## Data entries:

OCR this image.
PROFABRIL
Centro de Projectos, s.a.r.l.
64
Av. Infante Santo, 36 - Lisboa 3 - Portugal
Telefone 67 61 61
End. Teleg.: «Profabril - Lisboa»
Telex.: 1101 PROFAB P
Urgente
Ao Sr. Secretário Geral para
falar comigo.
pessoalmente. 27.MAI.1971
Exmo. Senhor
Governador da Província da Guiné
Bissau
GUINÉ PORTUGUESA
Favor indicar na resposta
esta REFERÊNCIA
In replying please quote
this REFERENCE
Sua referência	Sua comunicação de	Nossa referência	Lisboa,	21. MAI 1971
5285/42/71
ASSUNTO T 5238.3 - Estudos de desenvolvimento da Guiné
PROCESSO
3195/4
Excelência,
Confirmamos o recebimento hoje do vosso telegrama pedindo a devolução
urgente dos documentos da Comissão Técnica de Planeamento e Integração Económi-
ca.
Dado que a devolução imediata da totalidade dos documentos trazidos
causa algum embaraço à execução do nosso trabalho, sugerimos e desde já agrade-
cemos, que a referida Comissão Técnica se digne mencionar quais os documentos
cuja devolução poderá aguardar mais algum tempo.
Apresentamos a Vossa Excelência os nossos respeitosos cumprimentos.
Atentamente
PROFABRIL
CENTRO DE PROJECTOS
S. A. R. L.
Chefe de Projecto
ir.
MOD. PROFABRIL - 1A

## Problem to work on:
Repeat each entry word for word.

## Expected answer:
OCR this image.
PROFABRIL
Centro de Projectos, s.a.r.l.
64
Av. Infante Santo, 36 - Lisboa 3 - Portugal
Telefone 67 61 61
End. Teleg.: «Profabril - Lisboa»
Telex.: 1101 PROFAB P
Urgente
Ao Sr. Secretário Geral para
falar comigo.
pessoalmente. 27.MAI.1971
Exmo. Senhor
Governador da Província da Guiné
Bissau
GUINÉ PORTUGUESA
Favor indicar na resposta
esta REFERÊNCIA
In replying please quote
this REFERENCE
Sua referência	Sua comunicação de	Nossa referência	Lisboa,	21. MAI 1971
5285/42/71
ASSUNTO T 5238.3 - Estudos de desenvolvimento da Guiné
PROCESSO
3195/4
Excelência,
Confirmamos o recebimento hoje do vosso telegrama pedindo a devolução
urgente dos documentos da Comissão Técnica de Planeamento e Integração Económi-
ca.
Dado que a devolução imediata da totalidade dos documentos trazidos
causa algum embaraço à execução do nosso trabalho, sugerimos e desde já agrade-
cemos, que a referida Comissão Técnica se digne mencionar quais os documentos
cuja devolução poderá aguardar mais algum tempo.
Apresentamos a Vossa Excelência os nossos respeitosos cumprimentos.
Atentamente
PROFABRIL
CENTRO DE PROJECTOS
S. A. R. L.
Chefe de Projecto
ir.
MOD. PROFABRIL - 1A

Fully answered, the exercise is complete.